- **Task instructions**: Find the lines below that contain the string "очков". Copy each one.

- **Dataset rows**:
↓↓↓
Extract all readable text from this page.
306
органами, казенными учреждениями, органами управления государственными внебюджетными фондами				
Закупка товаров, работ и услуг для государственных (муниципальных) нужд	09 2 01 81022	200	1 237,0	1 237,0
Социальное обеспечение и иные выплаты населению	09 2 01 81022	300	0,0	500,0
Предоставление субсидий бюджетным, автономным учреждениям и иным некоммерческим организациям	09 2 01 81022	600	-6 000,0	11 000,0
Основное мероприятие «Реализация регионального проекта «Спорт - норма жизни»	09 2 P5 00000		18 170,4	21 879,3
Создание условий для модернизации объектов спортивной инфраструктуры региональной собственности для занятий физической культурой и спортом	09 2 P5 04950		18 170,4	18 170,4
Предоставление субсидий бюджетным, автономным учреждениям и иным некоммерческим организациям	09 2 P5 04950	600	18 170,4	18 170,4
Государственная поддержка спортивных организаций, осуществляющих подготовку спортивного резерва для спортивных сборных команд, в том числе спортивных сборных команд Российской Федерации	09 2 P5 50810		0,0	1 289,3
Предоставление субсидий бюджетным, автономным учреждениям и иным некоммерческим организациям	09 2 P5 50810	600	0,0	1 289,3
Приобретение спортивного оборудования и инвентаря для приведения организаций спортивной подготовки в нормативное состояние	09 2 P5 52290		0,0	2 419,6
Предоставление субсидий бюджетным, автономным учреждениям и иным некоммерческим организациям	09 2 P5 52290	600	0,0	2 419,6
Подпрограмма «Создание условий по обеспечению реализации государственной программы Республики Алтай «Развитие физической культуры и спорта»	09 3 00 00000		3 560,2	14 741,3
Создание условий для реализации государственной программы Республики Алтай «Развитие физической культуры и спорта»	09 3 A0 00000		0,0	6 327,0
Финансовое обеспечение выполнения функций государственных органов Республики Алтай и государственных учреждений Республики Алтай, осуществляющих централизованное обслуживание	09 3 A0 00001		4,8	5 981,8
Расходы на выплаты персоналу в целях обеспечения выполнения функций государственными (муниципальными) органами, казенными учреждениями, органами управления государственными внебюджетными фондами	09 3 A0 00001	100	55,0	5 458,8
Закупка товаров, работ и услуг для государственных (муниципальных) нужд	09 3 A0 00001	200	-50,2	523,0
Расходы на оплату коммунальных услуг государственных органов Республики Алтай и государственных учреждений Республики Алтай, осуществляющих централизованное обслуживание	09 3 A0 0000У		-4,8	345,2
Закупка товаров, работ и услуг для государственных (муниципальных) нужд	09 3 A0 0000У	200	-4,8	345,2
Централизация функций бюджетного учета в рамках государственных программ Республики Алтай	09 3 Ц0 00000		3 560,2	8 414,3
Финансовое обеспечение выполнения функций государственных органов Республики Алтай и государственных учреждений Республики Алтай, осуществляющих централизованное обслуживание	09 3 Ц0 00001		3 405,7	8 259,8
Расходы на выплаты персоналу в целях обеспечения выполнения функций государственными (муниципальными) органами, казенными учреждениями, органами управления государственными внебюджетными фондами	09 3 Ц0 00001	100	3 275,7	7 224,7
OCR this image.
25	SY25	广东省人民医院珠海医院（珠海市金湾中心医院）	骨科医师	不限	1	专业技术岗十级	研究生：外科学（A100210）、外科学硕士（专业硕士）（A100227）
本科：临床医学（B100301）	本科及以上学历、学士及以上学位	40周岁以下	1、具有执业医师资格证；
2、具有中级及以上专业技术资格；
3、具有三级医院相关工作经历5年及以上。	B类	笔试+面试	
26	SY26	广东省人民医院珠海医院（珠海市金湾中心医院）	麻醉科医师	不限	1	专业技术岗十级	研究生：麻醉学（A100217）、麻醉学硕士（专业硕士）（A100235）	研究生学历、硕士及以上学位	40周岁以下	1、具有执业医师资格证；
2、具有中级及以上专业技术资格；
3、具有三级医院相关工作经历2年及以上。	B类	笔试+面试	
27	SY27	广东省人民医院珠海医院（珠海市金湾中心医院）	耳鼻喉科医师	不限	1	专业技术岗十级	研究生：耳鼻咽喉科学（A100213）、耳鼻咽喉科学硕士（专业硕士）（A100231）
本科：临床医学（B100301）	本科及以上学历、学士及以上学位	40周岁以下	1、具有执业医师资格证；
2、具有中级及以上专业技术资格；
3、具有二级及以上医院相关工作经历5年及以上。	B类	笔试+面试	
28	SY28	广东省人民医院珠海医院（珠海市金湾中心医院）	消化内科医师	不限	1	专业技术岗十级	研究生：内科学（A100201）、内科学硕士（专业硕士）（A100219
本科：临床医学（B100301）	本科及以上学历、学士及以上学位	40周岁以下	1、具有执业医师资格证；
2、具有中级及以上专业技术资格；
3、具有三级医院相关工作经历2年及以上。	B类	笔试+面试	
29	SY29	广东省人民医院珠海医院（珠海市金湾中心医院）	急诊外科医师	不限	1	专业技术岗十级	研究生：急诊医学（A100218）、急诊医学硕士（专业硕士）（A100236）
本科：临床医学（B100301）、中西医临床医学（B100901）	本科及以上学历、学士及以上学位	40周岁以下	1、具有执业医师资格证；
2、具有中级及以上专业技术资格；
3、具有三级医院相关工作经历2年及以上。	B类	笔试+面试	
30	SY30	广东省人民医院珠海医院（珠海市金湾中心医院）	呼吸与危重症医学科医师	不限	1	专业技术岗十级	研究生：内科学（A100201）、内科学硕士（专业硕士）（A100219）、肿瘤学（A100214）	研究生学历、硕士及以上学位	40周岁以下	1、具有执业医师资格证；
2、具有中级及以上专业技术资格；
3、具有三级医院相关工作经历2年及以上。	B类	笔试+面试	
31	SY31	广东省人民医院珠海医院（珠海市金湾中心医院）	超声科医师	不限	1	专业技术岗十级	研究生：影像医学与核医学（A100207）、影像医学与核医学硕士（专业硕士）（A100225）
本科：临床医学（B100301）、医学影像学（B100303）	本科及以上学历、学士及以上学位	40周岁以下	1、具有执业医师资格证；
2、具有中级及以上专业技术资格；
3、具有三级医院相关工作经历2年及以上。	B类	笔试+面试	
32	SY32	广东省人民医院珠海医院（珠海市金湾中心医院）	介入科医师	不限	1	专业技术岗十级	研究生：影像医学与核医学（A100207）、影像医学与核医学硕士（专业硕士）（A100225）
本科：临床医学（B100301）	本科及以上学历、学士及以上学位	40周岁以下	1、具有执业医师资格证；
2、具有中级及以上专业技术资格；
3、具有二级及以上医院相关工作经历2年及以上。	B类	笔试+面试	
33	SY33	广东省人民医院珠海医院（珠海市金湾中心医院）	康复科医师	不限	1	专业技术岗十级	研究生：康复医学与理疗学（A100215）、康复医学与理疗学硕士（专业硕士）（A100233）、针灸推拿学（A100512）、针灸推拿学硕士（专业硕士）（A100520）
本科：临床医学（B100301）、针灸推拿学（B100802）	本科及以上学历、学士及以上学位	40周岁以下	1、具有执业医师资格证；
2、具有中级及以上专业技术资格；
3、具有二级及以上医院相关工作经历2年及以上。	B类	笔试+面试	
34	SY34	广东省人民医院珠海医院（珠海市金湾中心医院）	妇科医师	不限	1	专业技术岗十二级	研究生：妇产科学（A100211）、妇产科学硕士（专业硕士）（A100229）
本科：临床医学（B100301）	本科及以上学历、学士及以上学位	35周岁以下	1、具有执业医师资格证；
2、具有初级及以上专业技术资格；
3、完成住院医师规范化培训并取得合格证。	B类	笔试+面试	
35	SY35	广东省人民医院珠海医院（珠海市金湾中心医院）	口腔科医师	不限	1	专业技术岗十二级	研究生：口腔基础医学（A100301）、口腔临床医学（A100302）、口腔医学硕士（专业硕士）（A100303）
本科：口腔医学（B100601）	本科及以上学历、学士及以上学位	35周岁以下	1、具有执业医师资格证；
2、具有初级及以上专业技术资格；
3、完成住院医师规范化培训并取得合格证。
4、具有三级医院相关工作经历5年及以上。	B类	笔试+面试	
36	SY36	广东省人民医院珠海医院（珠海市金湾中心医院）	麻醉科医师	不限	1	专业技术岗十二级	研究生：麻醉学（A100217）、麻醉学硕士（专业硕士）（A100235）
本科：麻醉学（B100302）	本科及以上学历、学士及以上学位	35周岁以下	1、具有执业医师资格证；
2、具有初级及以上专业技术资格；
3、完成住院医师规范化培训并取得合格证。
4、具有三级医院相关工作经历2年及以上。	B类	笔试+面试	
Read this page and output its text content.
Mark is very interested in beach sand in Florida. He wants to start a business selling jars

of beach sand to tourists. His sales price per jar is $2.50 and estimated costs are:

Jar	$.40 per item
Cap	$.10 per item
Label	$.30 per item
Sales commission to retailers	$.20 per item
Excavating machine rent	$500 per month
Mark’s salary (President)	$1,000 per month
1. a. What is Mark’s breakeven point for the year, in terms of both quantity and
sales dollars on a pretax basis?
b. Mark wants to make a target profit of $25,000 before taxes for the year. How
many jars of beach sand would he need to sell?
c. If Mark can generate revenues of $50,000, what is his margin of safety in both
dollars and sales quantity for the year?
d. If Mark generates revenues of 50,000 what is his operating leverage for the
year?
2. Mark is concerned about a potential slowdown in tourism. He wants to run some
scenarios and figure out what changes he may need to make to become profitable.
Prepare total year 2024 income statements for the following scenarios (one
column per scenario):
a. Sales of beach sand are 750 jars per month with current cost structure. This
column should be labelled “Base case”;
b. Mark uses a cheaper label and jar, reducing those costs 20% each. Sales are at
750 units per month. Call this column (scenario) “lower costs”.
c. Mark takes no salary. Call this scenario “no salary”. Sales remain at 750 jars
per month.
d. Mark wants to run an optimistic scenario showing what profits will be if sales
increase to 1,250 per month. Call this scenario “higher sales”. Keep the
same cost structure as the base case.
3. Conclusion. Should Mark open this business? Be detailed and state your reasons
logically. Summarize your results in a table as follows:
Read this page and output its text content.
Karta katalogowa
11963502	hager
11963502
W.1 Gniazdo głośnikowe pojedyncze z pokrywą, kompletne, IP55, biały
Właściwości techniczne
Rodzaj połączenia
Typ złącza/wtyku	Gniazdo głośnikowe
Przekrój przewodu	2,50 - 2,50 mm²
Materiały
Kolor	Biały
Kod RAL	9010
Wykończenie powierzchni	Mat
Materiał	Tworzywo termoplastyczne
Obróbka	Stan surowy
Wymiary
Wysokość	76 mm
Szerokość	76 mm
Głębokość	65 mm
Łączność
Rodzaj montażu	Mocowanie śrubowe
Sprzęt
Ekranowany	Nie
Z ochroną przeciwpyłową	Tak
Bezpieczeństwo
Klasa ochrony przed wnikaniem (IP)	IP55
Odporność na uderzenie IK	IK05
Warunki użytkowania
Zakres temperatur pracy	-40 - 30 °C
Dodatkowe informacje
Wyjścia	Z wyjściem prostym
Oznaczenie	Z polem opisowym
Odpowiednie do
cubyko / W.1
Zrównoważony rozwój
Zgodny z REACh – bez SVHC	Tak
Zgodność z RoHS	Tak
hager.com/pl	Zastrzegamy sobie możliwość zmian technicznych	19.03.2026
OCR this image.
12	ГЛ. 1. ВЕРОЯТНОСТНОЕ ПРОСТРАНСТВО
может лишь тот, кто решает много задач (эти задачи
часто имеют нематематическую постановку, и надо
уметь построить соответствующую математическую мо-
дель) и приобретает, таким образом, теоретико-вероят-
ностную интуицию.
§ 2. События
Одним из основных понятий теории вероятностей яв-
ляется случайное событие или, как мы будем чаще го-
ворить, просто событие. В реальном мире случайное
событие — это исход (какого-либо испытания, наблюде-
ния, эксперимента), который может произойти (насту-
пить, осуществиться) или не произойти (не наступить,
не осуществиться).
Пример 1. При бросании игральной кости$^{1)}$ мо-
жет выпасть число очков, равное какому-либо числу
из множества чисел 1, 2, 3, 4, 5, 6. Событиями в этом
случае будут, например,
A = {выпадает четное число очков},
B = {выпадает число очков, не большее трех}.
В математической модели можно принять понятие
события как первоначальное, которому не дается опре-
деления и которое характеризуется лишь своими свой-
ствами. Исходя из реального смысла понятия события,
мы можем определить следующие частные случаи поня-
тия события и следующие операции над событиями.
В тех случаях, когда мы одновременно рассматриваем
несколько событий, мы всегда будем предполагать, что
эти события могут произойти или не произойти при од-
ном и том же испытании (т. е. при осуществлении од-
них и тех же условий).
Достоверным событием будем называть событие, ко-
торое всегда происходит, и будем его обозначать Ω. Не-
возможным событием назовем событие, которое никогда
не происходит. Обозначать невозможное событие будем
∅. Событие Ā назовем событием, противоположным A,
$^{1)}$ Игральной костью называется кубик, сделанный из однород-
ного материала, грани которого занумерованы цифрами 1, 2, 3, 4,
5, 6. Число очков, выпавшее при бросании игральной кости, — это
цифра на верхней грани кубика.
↑↑↑
- **Exercise output**:
жет выпасть число очков, равное какому-либо числу
A = {выпадает четное число очков},
B = {выпадает число очков, не большее трех}.
5, 6. Число очков, выпавшее при бросании игральной кости, — это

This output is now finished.